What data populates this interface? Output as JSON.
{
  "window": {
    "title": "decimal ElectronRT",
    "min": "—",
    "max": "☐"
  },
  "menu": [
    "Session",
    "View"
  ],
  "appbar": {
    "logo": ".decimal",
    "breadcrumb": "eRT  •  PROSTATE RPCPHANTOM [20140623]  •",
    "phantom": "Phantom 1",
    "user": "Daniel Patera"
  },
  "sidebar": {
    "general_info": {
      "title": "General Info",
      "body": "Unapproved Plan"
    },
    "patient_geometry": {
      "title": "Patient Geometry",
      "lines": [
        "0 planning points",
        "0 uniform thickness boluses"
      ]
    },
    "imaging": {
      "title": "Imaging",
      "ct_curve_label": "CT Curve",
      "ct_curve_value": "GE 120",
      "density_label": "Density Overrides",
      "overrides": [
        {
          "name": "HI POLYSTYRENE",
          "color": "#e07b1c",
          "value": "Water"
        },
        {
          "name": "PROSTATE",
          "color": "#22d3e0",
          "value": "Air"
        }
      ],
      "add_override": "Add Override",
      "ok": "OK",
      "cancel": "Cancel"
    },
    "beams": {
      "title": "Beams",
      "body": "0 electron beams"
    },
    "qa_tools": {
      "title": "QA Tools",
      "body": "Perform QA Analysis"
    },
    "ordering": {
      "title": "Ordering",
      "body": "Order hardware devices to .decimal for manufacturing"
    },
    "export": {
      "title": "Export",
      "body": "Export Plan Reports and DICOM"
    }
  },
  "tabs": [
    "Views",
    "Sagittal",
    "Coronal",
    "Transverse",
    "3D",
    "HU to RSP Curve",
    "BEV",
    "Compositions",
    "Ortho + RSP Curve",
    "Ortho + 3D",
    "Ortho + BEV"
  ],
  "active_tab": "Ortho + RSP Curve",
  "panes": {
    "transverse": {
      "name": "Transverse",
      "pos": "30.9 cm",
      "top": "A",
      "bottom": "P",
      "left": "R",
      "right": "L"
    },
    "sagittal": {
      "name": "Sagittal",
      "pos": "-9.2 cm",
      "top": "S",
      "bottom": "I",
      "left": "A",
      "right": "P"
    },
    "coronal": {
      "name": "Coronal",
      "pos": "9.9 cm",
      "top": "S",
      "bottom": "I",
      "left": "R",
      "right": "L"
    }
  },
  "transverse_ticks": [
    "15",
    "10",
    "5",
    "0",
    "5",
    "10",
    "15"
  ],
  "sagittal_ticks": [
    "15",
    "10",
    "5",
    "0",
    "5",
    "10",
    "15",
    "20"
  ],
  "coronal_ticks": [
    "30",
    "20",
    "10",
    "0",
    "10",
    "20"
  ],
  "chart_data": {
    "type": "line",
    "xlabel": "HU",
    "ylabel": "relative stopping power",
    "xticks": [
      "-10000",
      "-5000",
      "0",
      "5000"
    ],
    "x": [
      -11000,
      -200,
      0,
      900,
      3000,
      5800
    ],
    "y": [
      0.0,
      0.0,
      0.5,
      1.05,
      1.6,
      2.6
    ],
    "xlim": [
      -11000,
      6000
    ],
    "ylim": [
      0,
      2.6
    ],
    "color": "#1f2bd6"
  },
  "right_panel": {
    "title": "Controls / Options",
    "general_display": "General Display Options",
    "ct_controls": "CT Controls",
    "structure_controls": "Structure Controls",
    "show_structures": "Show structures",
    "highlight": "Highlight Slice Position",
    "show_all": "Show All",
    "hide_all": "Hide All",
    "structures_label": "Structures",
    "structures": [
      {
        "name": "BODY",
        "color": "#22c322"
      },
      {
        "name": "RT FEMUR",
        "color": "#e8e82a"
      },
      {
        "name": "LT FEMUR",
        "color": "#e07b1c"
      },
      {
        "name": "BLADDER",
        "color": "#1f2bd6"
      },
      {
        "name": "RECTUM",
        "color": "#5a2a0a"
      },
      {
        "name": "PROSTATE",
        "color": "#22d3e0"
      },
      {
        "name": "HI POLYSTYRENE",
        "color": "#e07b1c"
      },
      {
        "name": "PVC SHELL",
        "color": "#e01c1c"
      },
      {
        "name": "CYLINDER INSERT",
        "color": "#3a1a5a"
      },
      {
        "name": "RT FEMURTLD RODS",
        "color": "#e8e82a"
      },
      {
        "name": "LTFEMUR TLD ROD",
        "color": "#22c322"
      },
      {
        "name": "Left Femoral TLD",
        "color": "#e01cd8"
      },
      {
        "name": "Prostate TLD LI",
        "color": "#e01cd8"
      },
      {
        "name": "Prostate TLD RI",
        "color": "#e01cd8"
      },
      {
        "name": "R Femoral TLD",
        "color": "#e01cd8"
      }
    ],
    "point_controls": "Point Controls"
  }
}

══════════════════════════════

> Exercise aim: Gather each line that holds "title".

> Exercise response:
    "title": "decimal ElectronRT",
      "title": "General Info",
      "title": "Patient Geometry",
      "title": "Imaging",
      "title": "Beams",
      "title": "QA Tools",
      "title": "Ordering",
      "title": "Export",
    "title": "Controls / Options",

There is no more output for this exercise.